**Gegeven tekst:**
----

ECLI:NL:CRVB:2005:AU0666

Centrale Raad van Beroep

Datum uitspraak
26 juli 2005
Publicatiedatum
4 april 2013
Zaaknummer
03/4499 NABW
Instantie
Centrale Raad van Beroep
Type
Uitspraak
Rechtsgebied
Bestuursrecht; Socialezekerheidsrecht
Procedures
  • Hoger beroep
Vindplaatsen
  • Rechtspraak.nl
AI samenvatting door LexboostAutomatisch gegenereerd

Afwijzing van verzoek om bijzondere bijstand voor multivitaminen

In deze zaak heeft appellant, vertegenwoordigd door mr. C. Steijgerwalt, hoger beroep ingesteld tegen de uitspraak van de rechtbank Rotterdam van 6 augustus 2003, waarin zijn verzoek om bijzondere bijstand in de kosten van multivitaminen over de jaren 1996, 1997 en 1998 was afgewezen. Het College van burgemeester en wethouders van de gemeente Rotterdam, gedaagde, heeft een verweerschrift ingediend en partijen hebben nadere stukken aan de Raad gezonden. De behandeling vond plaats op 21 juni 2005, waar appellant in persoon verscheen, bijgestaan door mr. R. Haze, en gedaagde werd vertegenwoordigd door mr. H.H. Nicolai.

----

(Items met gelabelde regio's)
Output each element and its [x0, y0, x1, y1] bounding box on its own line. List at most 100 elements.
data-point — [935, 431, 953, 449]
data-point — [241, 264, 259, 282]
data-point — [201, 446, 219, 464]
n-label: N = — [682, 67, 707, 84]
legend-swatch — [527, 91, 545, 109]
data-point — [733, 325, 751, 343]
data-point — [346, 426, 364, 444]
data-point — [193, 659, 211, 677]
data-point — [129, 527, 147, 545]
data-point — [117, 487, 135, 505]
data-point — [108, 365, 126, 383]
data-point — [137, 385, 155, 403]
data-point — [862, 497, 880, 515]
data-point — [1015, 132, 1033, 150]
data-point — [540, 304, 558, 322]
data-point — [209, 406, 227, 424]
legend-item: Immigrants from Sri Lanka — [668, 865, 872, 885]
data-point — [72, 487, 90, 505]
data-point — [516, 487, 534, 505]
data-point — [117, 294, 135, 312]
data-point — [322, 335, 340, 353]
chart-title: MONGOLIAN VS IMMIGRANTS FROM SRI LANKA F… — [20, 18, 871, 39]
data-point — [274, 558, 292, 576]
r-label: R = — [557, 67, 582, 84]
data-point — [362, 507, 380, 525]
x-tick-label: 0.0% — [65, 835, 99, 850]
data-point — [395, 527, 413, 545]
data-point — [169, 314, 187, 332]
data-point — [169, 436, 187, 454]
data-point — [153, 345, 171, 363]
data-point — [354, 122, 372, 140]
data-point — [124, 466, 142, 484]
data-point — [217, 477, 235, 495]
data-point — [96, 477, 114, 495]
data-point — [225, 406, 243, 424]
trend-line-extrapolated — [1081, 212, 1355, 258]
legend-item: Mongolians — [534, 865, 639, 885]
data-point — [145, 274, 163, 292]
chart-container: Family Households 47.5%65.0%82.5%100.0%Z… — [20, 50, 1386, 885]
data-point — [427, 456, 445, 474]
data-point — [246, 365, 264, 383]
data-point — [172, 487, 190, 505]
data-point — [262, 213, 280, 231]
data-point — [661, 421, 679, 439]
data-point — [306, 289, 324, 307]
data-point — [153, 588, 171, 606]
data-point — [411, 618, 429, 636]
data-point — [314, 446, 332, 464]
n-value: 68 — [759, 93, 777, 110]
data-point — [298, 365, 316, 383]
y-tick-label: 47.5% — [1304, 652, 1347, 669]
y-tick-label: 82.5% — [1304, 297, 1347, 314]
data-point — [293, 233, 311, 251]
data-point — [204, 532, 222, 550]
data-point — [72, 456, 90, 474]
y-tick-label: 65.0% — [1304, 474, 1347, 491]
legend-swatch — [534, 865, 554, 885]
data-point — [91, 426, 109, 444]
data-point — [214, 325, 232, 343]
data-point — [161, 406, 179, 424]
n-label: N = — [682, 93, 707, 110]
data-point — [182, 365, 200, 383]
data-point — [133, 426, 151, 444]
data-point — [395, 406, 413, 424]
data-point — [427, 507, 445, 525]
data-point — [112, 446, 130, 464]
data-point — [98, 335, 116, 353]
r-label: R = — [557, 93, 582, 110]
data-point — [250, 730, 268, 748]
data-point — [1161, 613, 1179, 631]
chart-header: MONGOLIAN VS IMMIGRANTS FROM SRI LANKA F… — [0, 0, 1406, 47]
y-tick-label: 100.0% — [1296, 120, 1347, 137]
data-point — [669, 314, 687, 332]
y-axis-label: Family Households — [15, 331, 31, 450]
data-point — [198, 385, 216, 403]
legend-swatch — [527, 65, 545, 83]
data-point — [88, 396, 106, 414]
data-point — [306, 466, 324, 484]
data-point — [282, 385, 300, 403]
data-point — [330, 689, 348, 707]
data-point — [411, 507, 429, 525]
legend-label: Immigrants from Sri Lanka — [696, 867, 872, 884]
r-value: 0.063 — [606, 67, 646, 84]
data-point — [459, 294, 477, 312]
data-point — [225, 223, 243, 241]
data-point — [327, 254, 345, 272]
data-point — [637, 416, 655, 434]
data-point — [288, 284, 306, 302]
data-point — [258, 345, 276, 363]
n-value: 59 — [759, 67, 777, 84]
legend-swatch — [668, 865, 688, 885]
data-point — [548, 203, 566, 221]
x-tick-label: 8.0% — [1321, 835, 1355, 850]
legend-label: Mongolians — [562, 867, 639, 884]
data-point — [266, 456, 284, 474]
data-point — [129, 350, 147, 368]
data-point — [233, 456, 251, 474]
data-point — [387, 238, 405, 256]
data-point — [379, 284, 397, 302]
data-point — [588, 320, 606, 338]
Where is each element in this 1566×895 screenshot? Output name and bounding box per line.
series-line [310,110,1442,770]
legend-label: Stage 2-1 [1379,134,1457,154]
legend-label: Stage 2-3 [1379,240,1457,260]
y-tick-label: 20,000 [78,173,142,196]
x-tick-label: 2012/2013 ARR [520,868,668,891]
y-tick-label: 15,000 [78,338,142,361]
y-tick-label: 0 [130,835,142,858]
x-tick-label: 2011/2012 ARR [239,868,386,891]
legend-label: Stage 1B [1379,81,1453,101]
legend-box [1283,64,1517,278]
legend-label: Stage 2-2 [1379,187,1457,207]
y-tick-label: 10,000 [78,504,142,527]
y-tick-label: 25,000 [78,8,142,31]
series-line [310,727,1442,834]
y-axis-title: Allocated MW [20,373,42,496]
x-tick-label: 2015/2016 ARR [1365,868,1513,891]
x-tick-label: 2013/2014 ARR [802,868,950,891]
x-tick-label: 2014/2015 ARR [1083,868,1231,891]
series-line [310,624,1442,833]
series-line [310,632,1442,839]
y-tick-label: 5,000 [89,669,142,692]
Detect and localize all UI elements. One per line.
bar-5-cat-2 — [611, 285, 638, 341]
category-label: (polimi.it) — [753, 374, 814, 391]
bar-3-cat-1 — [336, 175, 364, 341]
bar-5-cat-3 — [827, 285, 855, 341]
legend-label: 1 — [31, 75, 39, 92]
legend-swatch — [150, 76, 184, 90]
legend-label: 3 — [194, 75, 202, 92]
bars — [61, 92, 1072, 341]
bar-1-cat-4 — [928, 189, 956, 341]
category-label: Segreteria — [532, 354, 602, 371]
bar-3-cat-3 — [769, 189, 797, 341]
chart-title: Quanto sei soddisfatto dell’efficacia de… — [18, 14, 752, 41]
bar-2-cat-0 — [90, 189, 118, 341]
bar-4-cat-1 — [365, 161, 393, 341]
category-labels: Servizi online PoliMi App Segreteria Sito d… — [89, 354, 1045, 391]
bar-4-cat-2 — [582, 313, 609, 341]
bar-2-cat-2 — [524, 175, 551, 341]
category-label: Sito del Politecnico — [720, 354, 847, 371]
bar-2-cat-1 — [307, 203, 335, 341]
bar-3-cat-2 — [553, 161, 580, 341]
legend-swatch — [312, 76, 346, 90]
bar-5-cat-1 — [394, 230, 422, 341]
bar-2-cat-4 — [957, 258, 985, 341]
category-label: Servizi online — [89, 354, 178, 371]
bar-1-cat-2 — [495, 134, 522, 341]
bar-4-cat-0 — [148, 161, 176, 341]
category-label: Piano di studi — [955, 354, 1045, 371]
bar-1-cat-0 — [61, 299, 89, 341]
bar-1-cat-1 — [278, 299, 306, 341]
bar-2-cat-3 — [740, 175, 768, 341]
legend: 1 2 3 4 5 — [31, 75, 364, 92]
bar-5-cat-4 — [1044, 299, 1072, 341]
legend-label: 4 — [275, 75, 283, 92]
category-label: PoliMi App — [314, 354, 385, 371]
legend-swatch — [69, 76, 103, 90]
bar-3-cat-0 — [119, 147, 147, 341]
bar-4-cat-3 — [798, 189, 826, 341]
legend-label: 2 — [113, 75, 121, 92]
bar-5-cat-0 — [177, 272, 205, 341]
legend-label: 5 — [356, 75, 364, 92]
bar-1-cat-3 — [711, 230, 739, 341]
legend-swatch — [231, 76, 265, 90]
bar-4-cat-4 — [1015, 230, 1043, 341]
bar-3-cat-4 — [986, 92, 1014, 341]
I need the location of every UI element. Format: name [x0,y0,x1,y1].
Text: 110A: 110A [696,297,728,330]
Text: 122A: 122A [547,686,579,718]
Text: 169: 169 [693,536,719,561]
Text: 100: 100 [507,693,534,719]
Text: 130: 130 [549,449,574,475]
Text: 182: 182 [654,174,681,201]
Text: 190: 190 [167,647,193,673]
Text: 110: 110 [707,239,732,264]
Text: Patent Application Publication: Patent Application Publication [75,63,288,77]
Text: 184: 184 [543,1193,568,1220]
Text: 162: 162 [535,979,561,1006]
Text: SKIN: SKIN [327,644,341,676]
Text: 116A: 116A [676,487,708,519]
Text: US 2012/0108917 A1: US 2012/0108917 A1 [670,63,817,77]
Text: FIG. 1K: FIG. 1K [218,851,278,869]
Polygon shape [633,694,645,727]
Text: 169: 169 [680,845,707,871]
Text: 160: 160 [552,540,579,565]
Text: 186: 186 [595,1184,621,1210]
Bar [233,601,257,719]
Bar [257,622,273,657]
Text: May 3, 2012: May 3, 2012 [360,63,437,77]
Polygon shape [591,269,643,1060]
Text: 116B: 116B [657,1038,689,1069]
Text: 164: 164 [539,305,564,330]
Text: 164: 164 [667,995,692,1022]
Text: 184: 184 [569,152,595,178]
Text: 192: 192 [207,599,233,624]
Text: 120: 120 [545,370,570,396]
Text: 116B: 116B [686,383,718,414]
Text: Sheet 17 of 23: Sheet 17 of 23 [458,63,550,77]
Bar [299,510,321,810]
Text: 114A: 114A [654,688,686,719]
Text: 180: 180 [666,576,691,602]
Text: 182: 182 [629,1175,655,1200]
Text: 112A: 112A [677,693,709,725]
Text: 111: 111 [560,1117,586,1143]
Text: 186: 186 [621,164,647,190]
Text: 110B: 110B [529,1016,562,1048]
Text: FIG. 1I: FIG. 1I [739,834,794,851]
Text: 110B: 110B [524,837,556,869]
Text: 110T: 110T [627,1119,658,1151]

----

**Opgave 1:**
Neem uit de uitspraak over bijzondere bijstand voor multivitaminen een deel letterlijk over. Begin bij de woorden met "In deze zaak" en stop na "mr. H.H. Nicolai.".
**Opgave 2:**
Hoeveel regels in de records bevatten de tekenreeks "Polygon"? Geef alleen het getal.

**Antwoord 1:**
In deze zaak heeft appellant, vertegenwoordigd door mr. C. Steijgerwalt, hoger beroep ingesteld tegen de uitspraak van de rechtbank Rotterdam van 6 augustus 2003, waarin zijn verzoek om bijzondere bijstand in de kosten van multivitaminen over de jaren 1996, 1997 en 1998 was afgewezen. Het College van burgemeester en wethouders van de gemeente Rotterdam, gedaagde, heeft een verweerschrift ingediend en partijen hebben nadere stukken aan de Raad gezonden. De behandeling vond plaats op 21 juni 2005, waar appellant in persoon verscheen, bijgestaan door mr. R. Haze, en gedaagde werd vertegenwoordigd door mr. H.H. Nicolai.

**Antwoord 2:**
2